[Dataset rows about figures]
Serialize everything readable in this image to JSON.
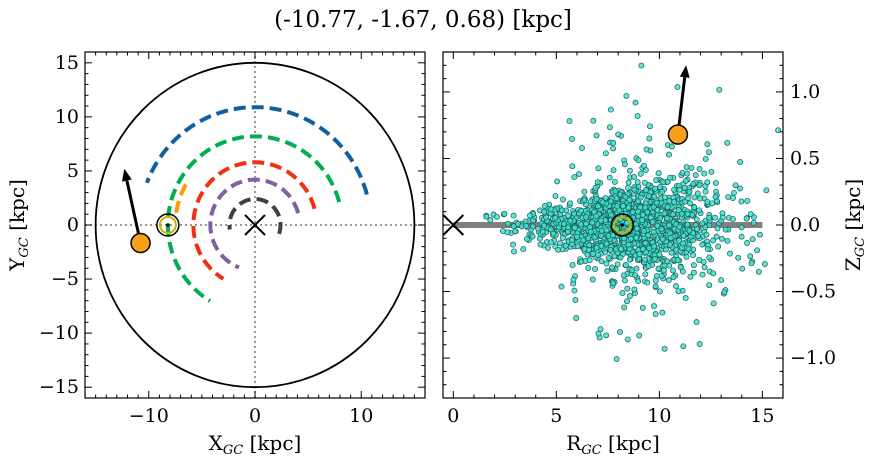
{
  "title": "(-10.77, -1.67, 0.68) [kpc]",
  "chart_data": [
    {
      "type": "scatter",
      "panel": "left",
      "xlabel_main": "X",
      "xlabel_sub": "GC",
      "xlabel_unit": " [kpc]",
      "ylabel_main": "Y",
      "ylabel_sub": "GC",
      "ylabel_unit": " [kpc]",
      "xlim": [
        -16,
        16
      ],
      "ylim": [
        -16,
        16
      ],
      "xticks": [
        -10,
        0,
        10
      ],
      "xtick_labels": [
        "−10",
        "0",
        "10"
      ],
      "yticks": [
        15,
        10,
        5,
        0,
        -5,
        -10,
        -15
      ],
      "ytick_labels": [
        "15",
        "10",
        "5",
        "0",
        "−5",
        "−10",
        "−15"
      ],
      "boundary_circle_radius": 15,
      "galactic_center": [
        0,
        0
      ],
      "sun": [
        -8.2,
        0
      ],
      "object": [
        -10.77,
        -1.67
      ],
      "velocity_arrow_tip": [
        -12.3,
        5.2
      ],
      "arms": [
        {
          "color": "#1060a0",
          "radius": 10.9,
          "angle_start": 15,
          "angle_end": 160
        },
        {
          "color": "#00b050",
          "radius": 8.2,
          "angle_start": 15,
          "angle_end": 240
        },
        {
          "color": "#f5a000",
          "radius": 7.5,
          "angle_start": 150,
          "angle_end": 175
        },
        {
          "color": "#f03010",
          "radius": 5.8,
          "angle_start": 15,
          "angle_end": 240
        },
        {
          "color": "#8060a0",
          "radius": 4.2,
          "angle_start": 15,
          "angle_end": 250
        },
        {
          "color": "#404040",
          "radius": 2.4,
          "angle_start": -20,
          "angle_end": 190
        }
      ]
    },
    {
      "type": "scatter",
      "panel": "right",
      "xlabel_main": "R",
      "xlabel_sub": "GC",
      "xlabel_unit": " [kpc]",
      "ylabel_main": "Z",
      "ylabel_sub": "GC",
      "ylabel_unit": " [kpc]",
      "xlim": [
        -0.5,
        16
      ],
      "ylim": [
        -1.3,
        1.3
      ],
      "xticks": [
        0,
        5,
        10,
        15
      ],
      "xtick_labels": [
        "0",
        "5",
        "10",
        "15"
      ],
      "yticks": [
        1.0,
        0.5,
        0.0,
        -0.5,
        -1.0
      ],
      "ytick_labels": [
        "1.0",
        "0.5",
        "0.0",
        "−0.5",
        "−1.0"
      ],
      "disk_line": {
        "x": [
          0,
          15
        ],
        "z": 0
      },
      "galactic_center": [
        0,
        0
      ],
      "sun": [
        8.2,
        0
      ],
      "object": [
        10.9,
        0.68
      ],
      "velocity_arrow_tip": [
        11.3,
        1.2
      ],
      "point_color": "#40e0d0",
      "point_count": 1500
    }
  ]
}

■ Required work
Return all of the entries exactly as written, but drop any pictures they hold.

■ Output below
Serialize everything readable in this image to JSON.
{
  "title": "(-10.77, -1.67, 0.68) [kpc]",
  "chart_data": [
    {
      "type": "scatter",
      "panel": "left",
      "xlabel_main": "X",
      "xlabel_sub": "GC",
      "xlabel_unit": " [kpc]",
      "ylabel_main": "Y",
      "ylabel_sub": "GC",
      "ylabel_unit": " [kpc]",
      "xlim": [
        -16,
        16
      ],
      "ylim": [
        -16,
        16
      ],
      "xticks": [
        -10,
        0,
        10
      ],
      "xtick_labels": [
        "−10",
        "0",
        "10"
      ],
      "yticks": [
        15,
        10,
        5,
        0,
        -5,
        -10,
        -15
      ],
      "ytick_labels": [
        "15",
        "10",
        "5",
        "0",
        "−5",
        "−10",
        "−15"
      ],
      "boundary_circle_radius": 15,
      "galactic_center": [
        0,
        0
      ],
      "sun": [
        -8.2,
        0
      ],
      "object": [
        -10.77,
        -1.67
      ],
      "velocity_arrow_tip": [
        -12.3,
        5.2
      ],
      "arms": [
        {
          "color": "#1060a0",
          "radius": 10.9,
          "angle_start": 15,
          "angle_end": 160
        },
        {
          "color": "#00b050",
          "radius": 8.2,
          "angle_start": 15,
          "angle_end": 240
        },
        {
          "color": "#f5a000",
          "radius": 7.5,
          "angle_start": 150,
          "angle_end": 175
        },
        {
          "color": "#f03010",
          "radius": 5.8,
          "angle_start": 15,
          "angle_end": 240
        },
        {
          "color": "#8060a0",
          "radius": 4.2,
          "angle_start": 15,
          "angle_end": 250
        },
        {
          "color": "#404040",
          "radius": 2.4,
          "angle_start": -20,
          "angle_end": 190
        }
      ]
    },
    {
      "type": "scatter",
      "panel": "right",
      "xlabel_main": "R",
      "xlabel_sub": "GC",
      "xlabel_unit": " [kpc]",
      "ylabel_main": "Z",
      "ylabel_sub": "GC",
      "ylabel_unit": " [kpc]",
      "xlim": [
        -0.5,
        16
      ],
      "ylim": [
        -1.3,
        1.3
      ],
      "xticks": [
        0,
        5,
        10,
        15
      ],
      "xtick_labels": [
        "0",
        "5",
        "10",
        "15"
      ],
      "yticks": [
        1.0,
        0.5,
        0.0,
        -0.5,
        -1.0
      ],
      "ytick_labels": [
        "1.0",
        "0.5",
        "0.0",
        "−0.5",
        "−1.0"
      ],
      "disk_line": {
        "x": [
          0,
          15
        ],
        "z": 0
      },
      "galactic_center": [
        0,
        0
      ],
      "sun": [
        8.2,
        0
      ],
      "object": [
        10.9,
        0.68
      ],
      "velocity_arrow_tip": [
        11.3,
        1.2
      ],
      "point_color": "#40e0d0",
      "point_count": 1500
    }
  ]
}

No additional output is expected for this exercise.